WORK TO DO – Set down every record once more, exactly as given.

◆ ◆ ◆ ◆ ◆ ◆ ◆

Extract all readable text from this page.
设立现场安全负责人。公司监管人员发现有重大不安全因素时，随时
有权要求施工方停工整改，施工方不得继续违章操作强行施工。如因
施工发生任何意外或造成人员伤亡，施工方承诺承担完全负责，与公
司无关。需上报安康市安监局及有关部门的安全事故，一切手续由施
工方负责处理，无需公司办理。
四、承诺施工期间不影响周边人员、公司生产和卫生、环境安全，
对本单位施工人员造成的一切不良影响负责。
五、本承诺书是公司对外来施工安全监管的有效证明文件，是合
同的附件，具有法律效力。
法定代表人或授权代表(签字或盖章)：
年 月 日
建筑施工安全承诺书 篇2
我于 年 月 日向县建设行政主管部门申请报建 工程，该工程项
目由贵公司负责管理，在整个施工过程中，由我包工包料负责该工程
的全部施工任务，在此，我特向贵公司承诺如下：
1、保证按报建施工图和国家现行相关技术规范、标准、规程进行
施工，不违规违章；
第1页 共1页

◆ ◆ ◆ ◆ ◆ ◆ ◆

SOLUTION TO THIS EXERCISE –
Extract all readable text from this page.
设立现场安全负责人。公司监管人员发现有重大不安全因素时，随时
有权要求施工方停工整改，施工方不得继续违章操作强行施工。如因
施工发生任何意外或造成人员伤亡，施工方承诺承担完全负责，与公
司无关。需上报安康市安监局及有关部门的安全事故，一切手续由施
工方负责处理，无需公司办理。
四、承诺施工期间不影响周边人员、公司生产和卫生、环境安全，
对本单位施工人员造成的一切不良影响负责。
五、本承诺书是公司对外来施工安全监管的有效证明文件，是合
同的附件，具有法律效力。
法定代表人或授权代表(签字或盖章)：
年 月 日
建筑施工安全承诺书 篇2
我于 年 月 日向县建设行政主管部门申请报建 工程，该工程项
目由贵公司负责管理，在整个施工过程中，由我包工包料负责该工程
的全部施工任务，在此，我特向贵公司承诺如下：
1、保证按报建施工图和国家现行相关技术规范、标准、规程进行
施工，不违规违章；
第1页 共1页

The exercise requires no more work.